Dataset content.
+ + + + +

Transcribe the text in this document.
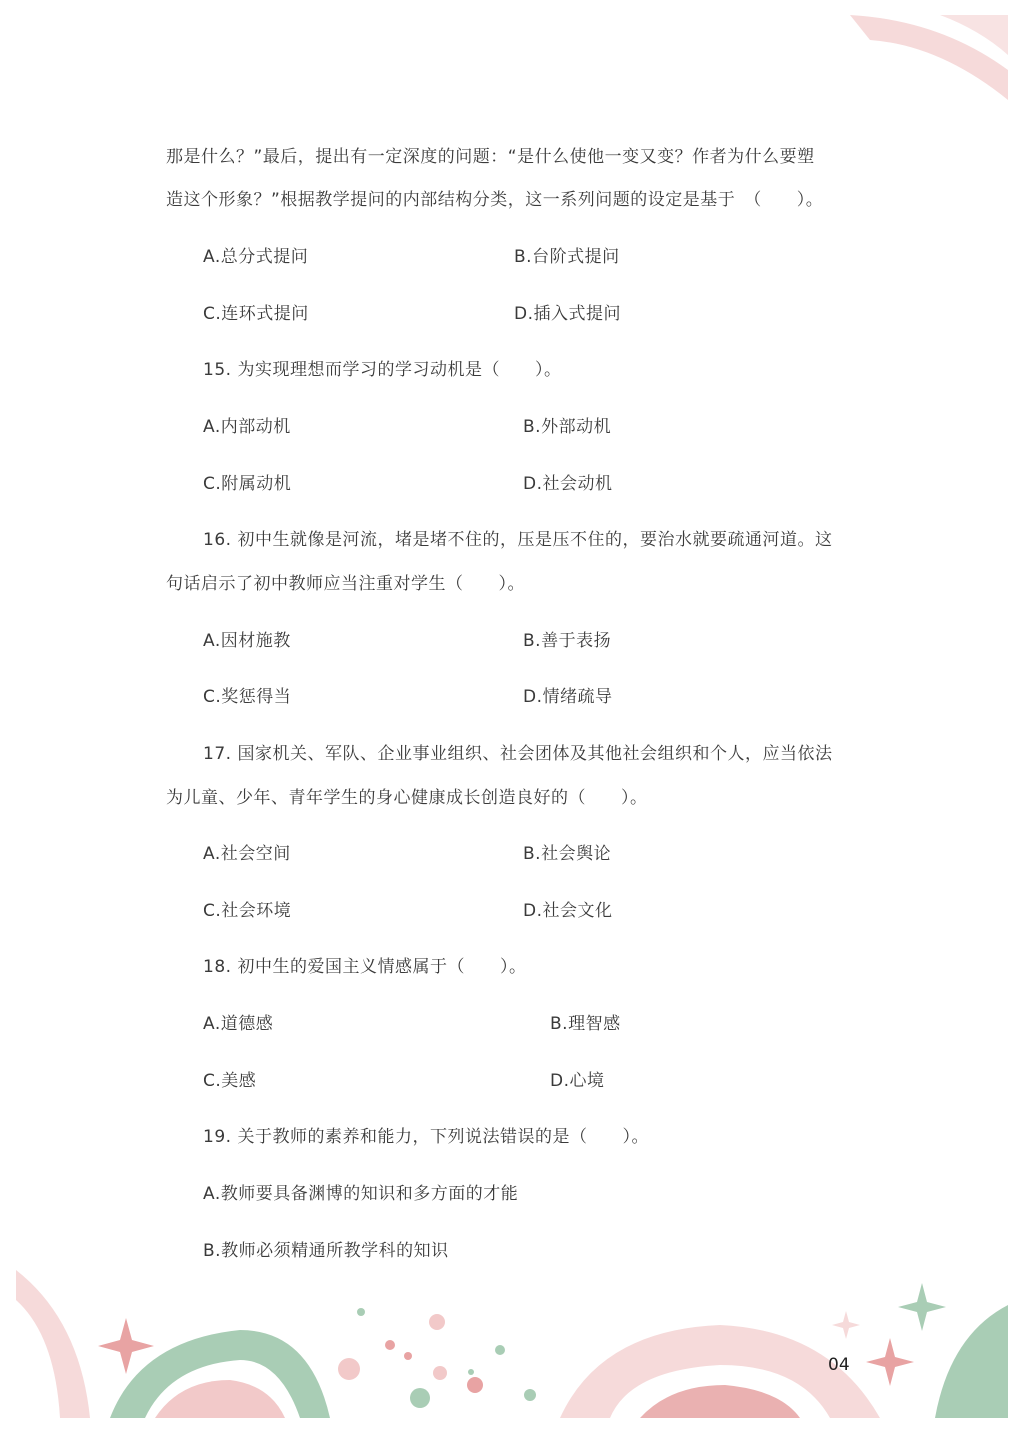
那是什么？”最后，提出有一定深度的问题：“是什么使他一变又变？作者为什么要塑
造这个形象？”根据教学提问的内部结构分类，这一系列问题的设定是基于　（　　）。
A.总分式提问	B.台阶式提问
C.连环式提问	D.插入式提问
15. 为实现理想而学习的学习动机是（　　）。
A.内部动机	B.外部动机
C.附属动机	D.社会动机
16. 初中生就像是河流，堵是堵不住的，压是压不住的，要治水就要疏通河道。这
句话启示了初中教师应当注重对学生（　　）。
A.因材施教	B.善于表扬
C.奖惩得当	D.情绪疏导
17. 国家机关、军队、企业事业组织、社会团体及其他社会组织和个人，应当依法
为儿童、少年、青年学生的身心健康成长创造良好的（　　）。
A.社会空间	B.社会舆论
C.社会环境	D.社会文化
18. 初中生的爱国主义情感属于（　　）。
A.道德感	B.理智感
C.美感	D.心境
19. 关于教师的素养和能力，下列说法错误的是（　　）。
A.教师要具备渊博的知识和多方面的才能
B.教师必须精通所教学科的知识
04
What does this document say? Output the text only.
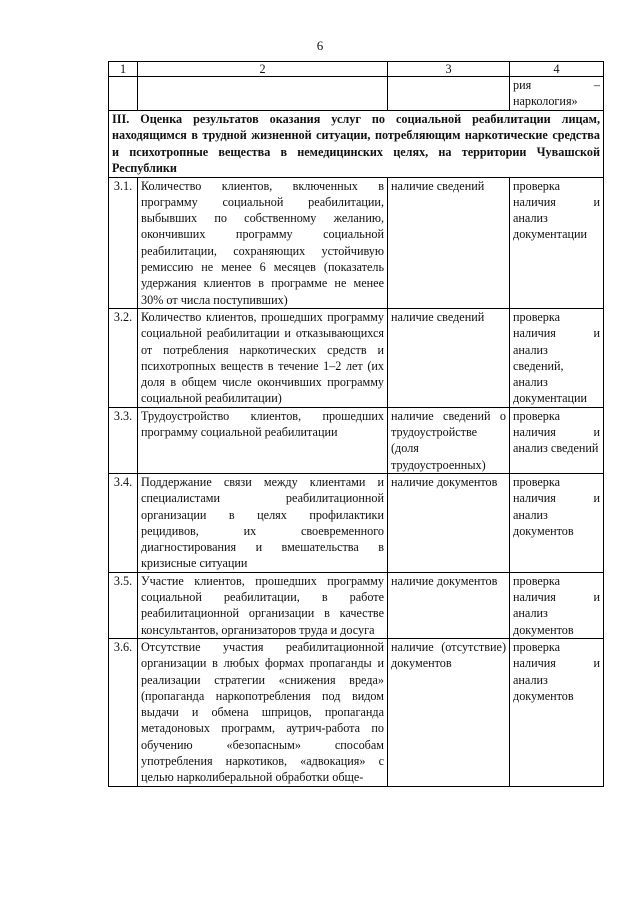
6
1	2	3	4
			рия – наркология»
III. Оценка результатов оказания услуг по социальной реабилитации лицам, находящимся в трудной жизненной ситуации, потребляющим наркотические средства и психотропные вещества в немедицинских целях, на территории Чувашской Республики			
3.1.	Количество клиентов, включенных в программу социальной реабилитации, выбывших по собственному желанию, окончивших программу социальной реабилитации, сохраняющих устойчивую ремиссию не менее 6 месяцев (показатель удержания клиентов в программе не менее 30% от числа поступивших)	наличие сведений	проверка наличия и анализ документации
3.2.	Количество клиентов, прошедших программу социальной реабилитации и отказывающихся от потребления наркотических средств и психотропных веществ в течение 1–2 лет (их доля в общем числе окончивших программу социальной реабилитации)	наличие сведений	проверка наличия и анализ сведений, анализ документации
3.3.	Трудоустройство клиентов, прошедших программу социальной реабилитации	наличие сведений о трудоустройстве (доля трудоустроенных)	проверка наличия и анализ сведений
3.4.	Поддержание связи между клиентами и специалистами реабилитационной организации в целях профилактики рецидивов, их своевременного диагностирования и вмешательства в кризисные ситуации	наличие документов	проверка наличия и анализ документов
3.5.	Участие клиентов, прошедших программу социальной реабилитации, в работе реабилитационной организации в качестве консультантов, организаторов труда и досуга	наличие документов	проверка наличия и анализ документов
3.6.	Отсутствие участия реабилитационной организации в любых формах пропаганды и реализации стратегии «снижения вреда» (пропаганда наркопотребления под видом выдачи и обмена шприцов, пропаганда метадоновых программ, аутрич-работа по обучению «безопасным» способам употребления наркотиков, «адвокация» с целью нарколиберальной обработки обще-	наличие (отсутствие) документов	проверка наличия и анализ документов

+ + + + +

Given instruction.
Omit pictures; set down the rest of the material word for word.

Exercise response.
Transcribe the text in this document.
那是什么？”最后，提出有一定深度的问题：“是什么使他一变又变？作者为什么要塑
造这个形象？”根据教学提问的内部结构分类，这一系列问题的设定是基于　（　　）。
A.总分式提问	B.台阶式提问
C.连环式提问	D.插入式提问
15. 为实现理想而学习的学习动机是（　　）。
A.内部动机	B.外部动机
C.附属动机	D.社会动机
16. 初中生就像是河流，堵是堵不住的，压是压不住的，要治水就要疏通河道。这
句话启示了初中教师应当注重对学生（　　）。
A.因材施教	B.善于表扬
C.奖惩得当	D.情绪疏导
17. 国家机关、军队、企业事业组织、社会团体及其他社会组织和个人，应当依法
为儿童、少年、青年学生的身心健康成长创造良好的（　　）。
A.社会空间	B.社会舆论
C.社会环境	D.社会文化
18. 初中生的爱国主义情感属于（　　）。
A.道德感	B.理智感
C.美感	D.心境
19. 关于教师的素养和能力，下列说法错误的是（　　）。
A.教师要具备渊博的知识和多方面的才能
B.教师必须精通所教学科的知识
04
What does this document say? Output the text only.
6
1	2	3	4
			рия – наркология»
III. Оценка результатов оказания услуг по социальной реабилитации лицам, находящимся в трудной жизненной ситуации, потребляющим наркотические средства и психотропные вещества в немедицинских целях, на территории Чувашской Республики			
3.1.	Количество клиентов, включенных в программу социальной реабилитации, выбывших по собственному желанию, окончивших программу социальной реабилитации, сохраняющих устойчивую ремиссию не менее 6 месяцев (показатель удержания клиентов в программе не менее 30% от числа поступивших)	наличие сведений	проверка наличия и анализ документации
3.2.	Количество клиентов, прошедших программу социальной реабилитации и отказывающихся от потребления наркотических средств и психотропных веществ в течение 1–2 лет (их доля в общем числе окончивших программу социальной реабилитации)	наличие сведений	проверка наличия и анализ сведений, анализ документации
3.3.	Трудоустройство клиентов, прошедших программу социальной реабилитации	наличие сведений о трудоустройстве (доля трудоустроенных)	проверка наличия и анализ сведений
3.4.	Поддержание связи между клиентами и специалистами реабилитационной организации в целях профилактики рецидивов, их своевременного диагностирования и вмешательства в кризисные ситуации	наличие документов	проверка наличия и анализ документов
3.5.	Участие клиентов, прошедших программу социальной реабилитации, в работе реабилитационной организации в качестве консультантов, организаторов труда и досуга	наличие документов	проверка наличия и анализ документов
3.6.	Отсутствие участия реабилитационной организации в любых формах пропаганды и реализации стратегии «снижения вреда» (пропаганда наркопотребления под видом выдачи и обмена шприцов, пропаганда метадоновых программ, аутрич-работа по обучению «безопасным» способам употребления наркотиков, «адвокация» с целью нарколиберальной обработки обще-	наличие (отсутствие) документов	проверка наличия и анализ документов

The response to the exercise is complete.